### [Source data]
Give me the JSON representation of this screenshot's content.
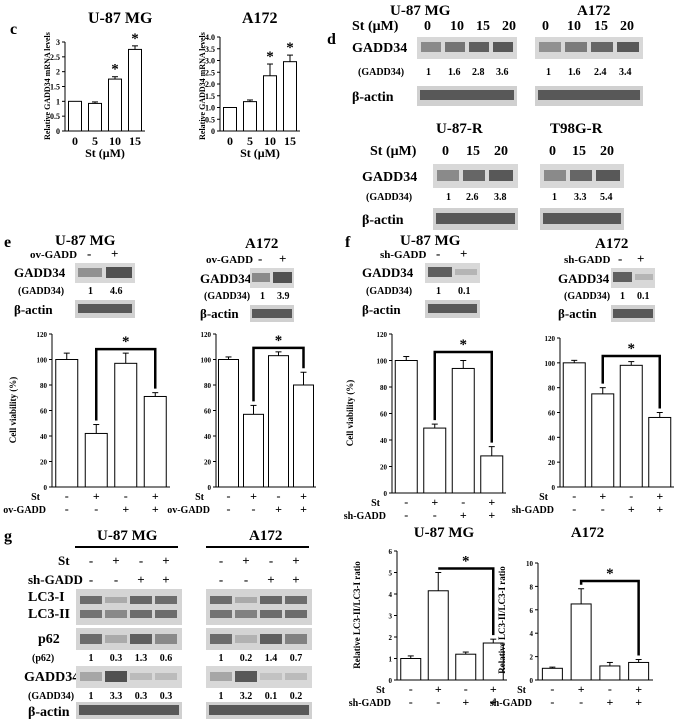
{
  "panels": {
    "c": "c",
    "d": "d",
    "e": "e",
    "f": "f",
    "g": "g"
  },
  "cells": {
    "u87": "U-87 MG",
    "a172": "A172",
    "u87r": "U-87-R",
    "t98gr": "T98G-R"
  },
  "labels": {
    "st_um": "St (μM)",
    "gadd34": "GADD34",
    "gadd34_paren": "(GADD34)",
    "bactin": "β-actin",
    "ov_gadd": "ov-GADD",
    "sh_gadd": "sh-GADD",
    "st": "St",
    "minus": "-",
    "plus": "+",
    "lc3i": "LC3-I",
    "lc3ii": "LC3-II",
    "p62": "p62",
    "p62_paren": "(p62)",
    "star": "*"
  },
  "d_blots": {
    "u87": {
      "doses": [
        "0",
        "10",
        "15",
        "20"
      ],
      "quant": [
        "1",
        "1.6",
        "2.8",
        "3.6"
      ]
    },
    "a172": {
      "doses": [
        "0",
        "10",
        "15",
        "20"
      ],
      "quant": [
        "1",
        "1.6",
        "2.4",
        "3.4"
      ]
    },
    "u87r": {
      "doses": [
        "0",
        "15",
        "20"
      ],
      "quant": [
        "1",
        "2.6",
        "3.8"
      ]
    },
    "t98gr": {
      "doses": [
        "0",
        "15",
        "20"
      ],
      "quant": [
        "1",
        "3.3",
        "5.4"
      ]
    }
  },
  "e_blots": {
    "u87_quant": [
      "1",
      "4.6"
    ],
    "a172_quant": [
      "1",
      "3.9"
    ]
  },
  "f_blots": {
    "u87_quant": [
      "1",
      "0.1"
    ],
    "a172_quant": [
      "1",
      "0.1"
    ]
  },
  "g_blots": {
    "p62_u87": [
      "1",
      "0.3",
      "1.3",
      "0.6"
    ],
    "p62_a172": [
      "1",
      "0.2",
      "1.4",
      "0.7"
    ],
    "gadd_u87": [
      "1",
      "3.3",
      "0.3",
      "0.3"
    ],
    "gadd_a172": [
      "1",
      "3.2",
      "0.1",
      "0.2"
    ]
  },
  "chart_data": [
    {
      "id": "c_u87",
      "type": "bar",
      "title": "U-87 MG",
      "ylabel": "Relative GADD34 mRNA levels",
      "xlabel": "St (μM)",
      "categories": [
        "0",
        "5",
        "10",
        "15"
      ],
      "values": [
        1.0,
        0.93,
        1.75,
        2.75
      ],
      "errors": [
        0.0,
        0.05,
        0.08,
        0.12
      ],
      "ylim": [
        0,
        3.0
      ],
      "yticks": [
        "0",
        "0.5",
        "1",
        "1.5",
        "2",
        "2.5",
        "3"
      ],
      "stars": [
        2,
        3
      ]
    },
    {
      "id": "c_a172",
      "type": "bar",
      "title": "A172",
      "ylabel": "Relative GADD34 mRNA levels",
      "xlabel": "St (μM)",
      "categories": [
        "0",
        "5",
        "10",
        "15"
      ],
      "values": [
        1.0,
        1.25,
        2.35,
        2.95
      ],
      "errors": [
        0.0,
        0.07,
        0.5,
        0.28
      ],
      "ylim": [
        0,
        4.0
      ],
      "yticks": [
        "0",
        "0.5",
        "1.0",
        "1.5",
        "2.0",
        "2.5",
        "3.0",
        "3.5",
        "4.0"
      ],
      "stars": [
        2,
        3
      ]
    },
    {
      "id": "e_u87",
      "type": "bar",
      "ylabel": "Cell viability (%)",
      "ylim": [
        0,
        120
      ],
      "yticks": [
        "0",
        "20",
        "40",
        "60",
        "80",
        "100",
        "120"
      ],
      "values": [
        100,
        42,
        97,
        71
      ],
      "errors": [
        5,
        7,
        8,
        3
      ],
      "st": [
        "-",
        "+",
        "-",
        "+"
      ],
      "gadd": [
        "-",
        "-",
        "+",
        "+"
      ],
      "bracket": [
        1,
        3
      ]
    },
    {
      "id": "e_a172",
      "type": "bar",
      "ylim": [
        0,
        120
      ],
      "yticks": [
        "0",
        "20",
        "40",
        "60",
        "80",
        "100",
        "120"
      ],
      "values": [
        100,
        57,
        103,
        80
      ],
      "errors": [
        2,
        7,
        3,
        10
      ],
      "st": [
        "-",
        "+",
        "-",
        "+"
      ],
      "gadd": [
        "-",
        "-",
        "+",
        "+"
      ],
      "bracket": [
        1,
        3
      ]
    },
    {
      "id": "f_u87",
      "type": "bar",
      "ylabel": "Cell viability (%)",
      "ylim": [
        0,
        120
      ],
      "yticks": [
        "0",
        "20",
        "40",
        "60",
        "80",
        "100",
        "120"
      ],
      "values": [
        100,
        49,
        94,
        28
      ],
      "errors": [
        3,
        3,
        6,
        7
      ],
      "st": [
        "-",
        "+",
        "-",
        "+"
      ],
      "gadd": [
        "-",
        "-",
        "+",
        "+"
      ],
      "bracket": [
        1,
        3
      ]
    },
    {
      "id": "f_a172",
      "type": "bar",
      "ylim": [
        0,
        120
      ],
      "yticks": [
        "0",
        "20",
        "40",
        "60",
        "80",
        "100",
        "120"
      ],
      "values": [
        100,
        75,
        98,
        56
      ],
      "errors": [
        2,
        5,
        3,
        4
      ],
      "st": [
        "-",
        "+",
        "-",
        "+"
      ],
      "gadd": [
        "-",
        "-",
        "+",
        "+"
      ],
      "bracket": [
        1,
        3
      ]
    },
    {
      "id": "g_u87",
      "type": "bar",
      "title": "U-87 MG",
      "ylabel": "Relative LC3-II/LC3-I ratio",
      "ylim": [
        0,
        6
      ],
      "yticks": [
        "0",
        "1",
        "2",
        "3",
        "4",
        "5",
        "6"
      ],
      "values": [
        1.0,
        4.15,
        1.2,
        1.72
      ],
      "errors": [
        0.12,
        0.85,
        0.1,
        0.18
      ],
      "st": [
        "-",
        "+",
        "-",
        "+"
      ],
      "gadd": [
        "-",
        "-",
        "+",
        "+"
      ],
      "bracket": [
        1,
        3
      ]
    },
    {
      "id": "g_a172",
      "type": "bar",
      "title": "A172",
      "ylabel": "Relative LC3-II/LC3-I ratio",
      "ylim": [
        0,
        10
      ],
      "yticks": [
        "0",
        "2",
        "4",
        "6",
        "8",
        "10"
      ],
      "values": [
        1.0,
        6.5,
        1.2,
        1.5
      ],
      "errors": [
        0.1,
        1.3,
        0.3,
        0.25
      ],
      "st": [
        "-",
        "+",
        "-",
        "+"
      ],
      "gadd": [
        "-",
        "-",
        "+",
        "+"
      ],
      "bracket": [
        1,
        3
      ]
    }
  ]
}
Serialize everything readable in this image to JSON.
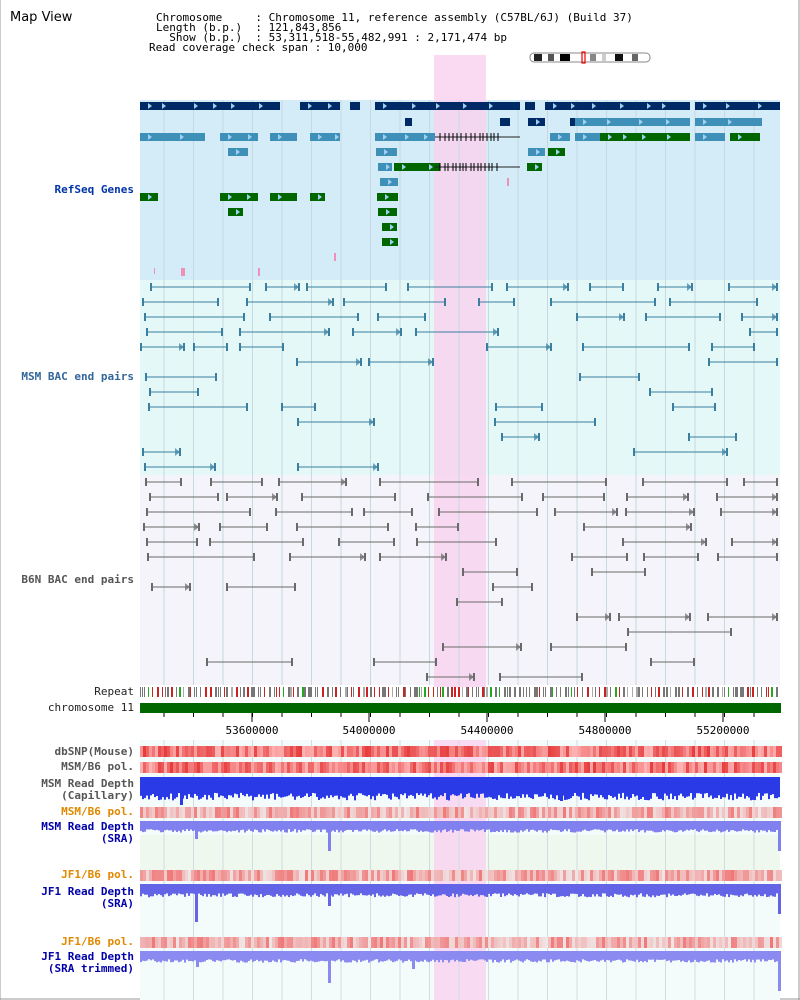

### [Your objective]
Provide the number of lines above containing "this" and nothing else.

### [The answer]
2